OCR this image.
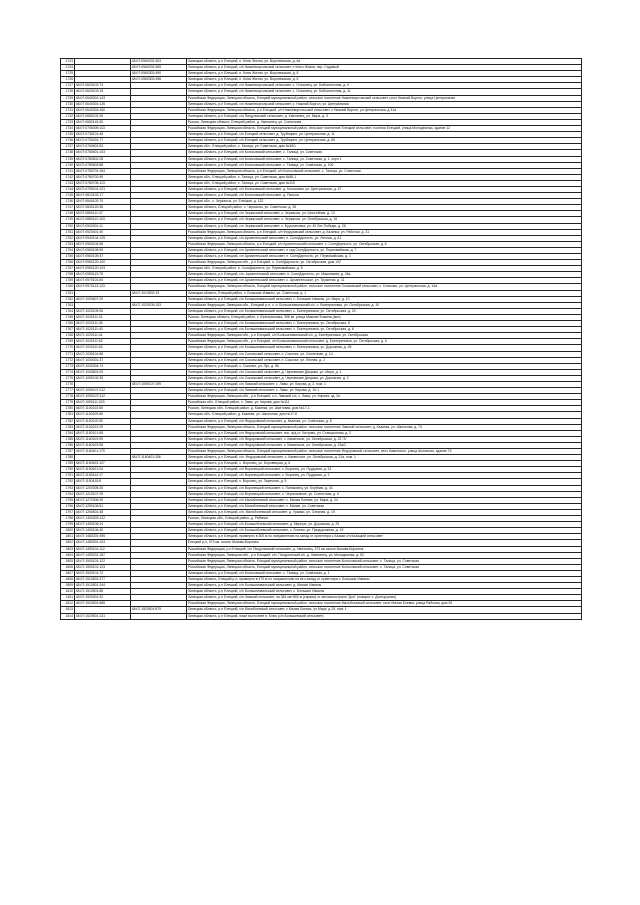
1723		48:07:0560302:363	Липецкая область, р-н Елецкий, п. Ключ Жизни, ул. Воронежская, д. 6а
1724		48:07:0560302:365	Липецкая область, р-н Елецкий, с/п Нижневоргольский сельсовет, п Ключ Жизни, пер. Садовый
1725		48:07:0560302:490	Липецкая область, р-н Елецкий, п. Ключ Жизни, ул. Воронежская, д. 8
1726		48:07:0560302:498	Липецкая область, р-н Елецкий, п. Ключ Жизни, ул. Воронежская, д. 6
1727	48:07:0620102:73		Липецкая область, р-н Елецкий, с/п Нижневоргольский сельсовет, с. Ольховец, ул. Библиотечная, д. 6
1728	48:07:0620103:19		Липецкая область, р-н Елецкий, с/п Нижневоргольский сельсовет, с. Ольховец, ул. Библиотечная, д. 11
1729	48:07:0640301:143		Российская Федерация, Липецкая область, Елецкий муниципальный район, сельское поселение Нижневоргольский сельсовет, село Нижний Воргол, улица Центральная
1730	48:07:0640301:126		Липецкая область, р-н Елецкий, с/п Нижневоргольский сельсовет, с. Нижний Воргол, ул. Центральная
1731	48:07:0640303:150		Российская Федерация, Липецкая область, р-н Елецкий, с/п Нижневоргольский сельсовет, с Нижний Воргол, ул Центральная, д 31а
1732	48:07:0650102:26		Липецкая область, р-н Елецкий, с/п Пищулинский сельсовет, д. Хмелинец, ул. Мира, д. 3
1733	48:07:0650115:35		Россия, Липецкая область, Елецкий район, д. Хмелинец, ул. Солнечная
1734	48:07:0706005:113		Российская Федерация, Липецкая область, Елецкий муниципальный район, сельское поселение Елецкий сельсовет, поселок Елецкий, улица Молодежная, здание 12
1735	48:07:0730101:48		Липецкая область, р-н Елецкий, с/п Елецкий сельсовет, д. Трубицино, ул. Центральная, д. 11
1736	48:07:0730401:77		Липецкая область, р-н Елецкий, с/п Елецкий сельсовет, д. Трубицино, ул. Центральная, д. 66
1737	48:07:0760601:53		Липецкая обл., Елецкий район, с. Талица, ул. Советская, дом №35/1
1738	48:07:0780601:103		Липецкая область, р-н Елецкий, с/п Колосовский сельсовет, с. Талица, ул. Советская
1739	48:07:0780602:28		Липецкая область, р-н Елецкий, с/п Колосовский сельсовет, с. Талица, ул. Советская, д. 1, корп 1
1740	48:07:0780602:88		Липецкая область, р-н Елецкий, с/п Колосовский сельсовет, с. Талица, ул. Советская, д. 106
1741	48:07:0780701:164		Российская Федерация, Липецкая область, р-н Елецкий, с/п Колосовский сельсовет, с. Талица, ул. Советская
1742	48:07:0780702:59		Липецкая обл., Елецкий район, с. Талица, ул. Советская, дом №86-1
1743	48:07:0780705:113		Липецкая обл., Елецкий район, с. Талица, ул. Советская, дом №119
1744	48:07:0790101:121		Липецкая область, р-н Елецкий, с/п Колосовский сельсовет, д. Колосовка, ул. Центральная, д. 47
1745	48:07:0810102:17		Липецкая область, р-н Елецкий, с/п Колосовский сельсовет, д. Пальна
1746	48:07:0840102:70		Липецкая обл., с. Черкассы, ул. Елецкая, д. 122
1747	48:07:0840120:38		Липецкая область, Елецкий район, с. Черкассы, ул. Советская, д. 18
1748	48:07:0860111:47		Липецкая область, р-н Елецкий, с/п Черкасский сельсовет, с. Черкассы, ул. Шоссейная, д. 13
1749	48:07:0880112:103		Липецкая область, р-н Елецкий, с/п Черкасский сельсовет, с. Черкассы, ул. Октябрьская, д. 16
1750	48:07:0900301:11		Липецкая область, р-н Елецкий, с/п Черкасский сельсовет, с. Бруслановка, ул. 40 Лет Победы, д. 26
1751	48:07:0920401:40		Российская Федерация, Липецкая область, р-н Елецкий, с/п Федоровский сельсовет, д. Казинка, ул. Рабочая, д. 31
1752	48:07:0940104:125		Липецкая область, р-н Елецкий, с/п Архангельский сельсовет, п. СолнДарность, ул. Лесная, д. 61
1753	48:07:0960104:58		Российская Федерация, Липецкая область, р-н Елецкий, с/п Архангельский сельсовет, с. СолнДарность, ул. Октябрьская, д. 8
1754	48:07:0960108:59		Липецкая область, р-н Елецкий, с/п Архангельский сельсовет, п сад СолнДарность, ул. Первомайская, д. 7
1755	48:07:0960109:37		Липецкая область, р-н Елецкий, с/п Архангельский сельсовет, п. СолнДарность, ул. Первомайская, д. 1
1756	48:07:0960120:100		Российская Федерация, Липецкая обл., р-н Елецкий, п. СолнДарность, ул. Октябрьская, дом 102
1757	48:07:0960120:103		Липецкая обл., Елецкий район, п. СолнДарность, ул. Первомайская, д. 5
1758	48:07:0980113:79		Липецкая область, р-н Елецкий, с/п. Архангельский сельсовет, п. СолнДарность, ул. Максимова, д. 26а
1759	48:07:0970101:60		Липецкая область, р-н Елецкий, с/п Архангельский сельсовет, с. Архангельское, ул. Труженик, д. 11
1760	48:07:0970113:123		Российская Федерация, Липецкая область, Елецкий муниципальный район, сельское поселение Голиковский сельсовет, с. Голиково, ул. Центральная, д. 14а
1761		48:07:1010502:19	Липецкая область, Елецкий район, с. Большие Извалы, ул. Советская, д. 1
1762	48:07:1000607:29		Липецкая область, р-н Елецкий, с/п Большеизвальский сельсовет, с. Большие Извалы, ул. Мира, д. 10
1763		48:07:1020105:153	Российская Федерация, Липецкая обл., Елецкий р-н, с. п. Большеизвальский с/с, с. Екатериновка, ул. Октябрьская, д. 10
1764	48:07:1020109:26		Липецкая область, р-н Елецкий, с/п Большеизвальский сельсовет, с. Екатериновка, ул. Октябрьская, д. 24
1765	48:07:1020111:31		Россия, Липецкая область, Елецкий район, с. Екатериновка, 398 кв. улица Максим Фомина (мкн)
1766	48:07:1020111:35		Липецкая область, р-н Елецкий, с/п Большеизвальский сельсовет, с. Екатериновка, ул. Октябрьская, 8
1767	48:07:1020111:40		Липецкая область, р-н Елецкий, с/п Большеизвальский сельсовет, с. Екатериновка, ул. Октябрьская, д. 6
1768	48:07:1020111:41		Российская Федерация, Липецкая обл., р-н Елецкий, с/п Большеизвальский с/с, д. Екатериновка, ул. Октябрьская
1769	48:07:1020111:62		Российская Федерация, Липецкая обл., р-н Елецкий, с/п Большеизвальский сельсовет, д. Екатериновка, ул. Октябрьская, д. 6
1770	48:07:1020111:62		Липецкая область, р-н Елецкий, с/п Большеизвальский сельсовет, с. Екатериновка, ул. Дорожная, д. 45
1771	48:07:1030101:86		Липецкая область, р-н Елецкий, с/п Сокольский сельсовет, п. Соколье, ул. Солнечная, д. 14
1772	48:07:1030301:37		Липецкая область, р-н Елецкий, с/п Сокольский сельсовет, п. Соколье, ул. Лесная, д. 2
1773	48:07:1030304:74		Липецкая область, р-н Елецкий, с. Соколье, ул. Луч, д. 56
1774	48:07:1040601:93		Липецкая область, р-н Елецкий, с/п Сокольский сельсовет, д. Чернавские Дворики, ул. Мира, д. 1
1775	48:07:1050102:39		Липецкая область, р-н Елецкий, с/п Сокольский сельсовет, д. Чернавские Дворики, ул. Дорожная, д. 2
1776		48:07:1090107:199	Липецкая область, р-н Елецкий, с/п Лавский сельсовет, с. Лавы, ул. Кирова, д. 2, пом. 1
1777	48:07:1090107:212		Липецкая область, р-н Елецкий, с/п Лавский сельсовет, с. Лавы, ул. Кирова, д. 10-1
1778	48:07:1090107:312		Российская Федерация, Липецкая обл., р-н Елецкий, с.п. Лавский с/с, с. Лавы, ул. Кирова, зд. 2а
1779	48:07:1090111:323		Российская обл., Елецкий район, с. Лавы, ул. Кирова, дом №111
1780	48:07:1100103:55		Россия, Липецкая обл., Елецкий район, д. Казинка, ул. Шахтовая, дом №17-1
1781	48:07:1100109:66		Липецкая обл., Елецкий район, д. Казинка, ул. Школьная, дом №17-8
1782	48:07:1100115:35		Липецкая область, р-н Елецкий, с/п Федоровский сельсовет, д. Казинка, ул. Советская, д. 5
1783	48:07:1100123:29		Российская Федерация, Липецкая область, Елецкий муниципальный район, сельское поселение Лавский сельсовет, д. Казинка, ул. Школьная, д. 74
1784	48:07:1150101:58		Липецкая область, р-н Елецкий, с/п Федоровский сельсовет, пос. ж/д ст. Хитрово, ул. Станционная, д. 2
1785	48:07:1160103:95		Липецкая область, р-н Елецкий, с/п Федоровский сельсовет, с. Каменское, ул. Октябрьская, д. 23 "А"
1786	48:07:1160103:98		Липецкая область, р-н Елецкий, с/п Федоровский сельсовет, с. Каменское, ул. Октябрьская, д. 23а/2
1787	48:07:1160401:170		Российская Федерация, Липецкая область, Елецкий муниципальный район, сельское поселение Федоровский сельсовет, село Каменское, улица Школьная, здание 74
1788		48:07:1160401:256	Липецкая область, р-н Елецкий, с/п. Федоровский сельсовет, с. Каменское, ул. Октябрьская, д. 21а, пом. 1
1789	48:07:1190403:127		Липецкая область, р-н Елецкий, с. Воронец, ул. Боровецкая, д. 6
1790	48:07:1190401:24		Липецкая область, р-н Елецкий, с/п Воронецкий сельсовет, с. Воронец, ул. Прудовая, д. 31
1791	48:07:1190414:17		Липецкая область, р-н Елецкий, с/п Воронецкий сельсовет, с. Воронец, ул. Прудовая, д. 3
1792	48:07:1190415:8		Липецкая область, р-н Елецкий, с. Воронец, ул. Заречная, д. 5
1793	48:07:1200305:26		Липецкая область, р-н Елецкий, с/п Воронецкий сельсовет, с. Паниковец, ул. Клубная, д. 41
1794	48:07:1210107:25		Липецкая область, р-н Елецкий, с/п Воронецкий сельсовет, с. Черноземное, ул. Солнечная, д. 6
1795	48:07:1270306:30		Липецкая область, р-н Елецкий, с/п Малобоевский сельсовет, с. Малая Боевка, ул. Мира, д. 24
1796	48:07:1250106:51		Липецкая область, р-н Елецкий, с/п Малобоевский сельсовет, с. Малая, ул. Советская
1797	48:07:1250601:38		Липецкая область, р-н Елецкий, с/п. Малоболевский сельсовет, д. Урывки, ул. Озерная, д. 19
1798	48:07:1300303:122		Россия, Липецкая обл., Елецкий район, д. Рябинки
1799	48:07:1450106:24		Липецкая область, р-н Елецкий, с/п Большебоевский сельсовет, д. Мирную, ул. Дорожная, д. 25
1800	48:07:1450106:40		Липецкая область, р-н Елецкий, с/п Большебоевский сельсовет, с. Бочево, ул. Придорожная, д. 19
1801	48:07:1480201:495		Липецкая область, р-н Елецкий, примерно в 300 м по направлению на запад от ориентира с Казаки с/п Казацкий сельсовет
1802	48:07:1480301:103		Елецкий р-н, 373 км. шоссе Москва-Воронеж
1803	48:07:1490101:112		Российская Федерация, р-н Елецкий, с/п Пищулинский сельсовет, д. Хмелинец, 373 км шоссе Москва-Воронеж
1804	48:07:1490201:187		Российская Федерация, Липецкая обл., р-н Елецкий, с/п. Пищулинский с/с, д. Хмелинец, ул. Молодежная, д. 52
1805	48:07:1500101:122		Российская Федерация, Липецкая область, Елецкий муниципальный район, сельское поселение Колосовский сельсовет, с. Талица, ул. Советская
1806	48:07:1500101:123		Российская Федерация, Липецкая область, Елецкий муниципальный район, сельское поселение Колосовский сельсовет, с. Талица, ул. Советская
1807	48:07:1500101:72		Липецкая область, р-н Елецкий, с/п Колосовский сельсовет, с. Талица, ул. Советская, д. 1
1808	48:07:1510501:377		Липецкая область, Елецкий р-н, примерно в 470 м по направлению на юго-запад от ориентира с. Большие Извалы
1809	48:07:1510501:344		Липецкая область, р-н Елецкий, с/п Большеизвальский сельсовет, д. Малые Извалы
1810	48:07:1510501:88		Липецкая область, р-н Елецкий, с/п Большеизвальский сельсовет, с. Большие Извалы
1811	48:07:1520301:32		Липецкая область, р-н Елецкий, с/п Лавский сельсовет, на 384 км+650 м (справа) от автомагистрали "Дон" (поворот с. Долгоруково)
1812	48:07:1520501:688		Российская Федерация, Липецкая область, Елецкий муниципальный район, сельское поселение Малобоевский сельсовет, село Малая Боевка, улица Рабочая, дом 2б
1813		48:07:1520501:879	Липецкая область, р-н Елецкий, с/п Малобоевский сельсовет, с Малая Боевка, ул Мира, д 2б, пом. 1
1814	48:07:1520501:131		Липецкая область, р-н Елецкий, ниже восточнее п. Ключ (с/п Большевский сельсовет)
══════
* **What to produce**
Tally up the lines of the listing containing the word "Ольховец". Give only the total.

* **Result**
2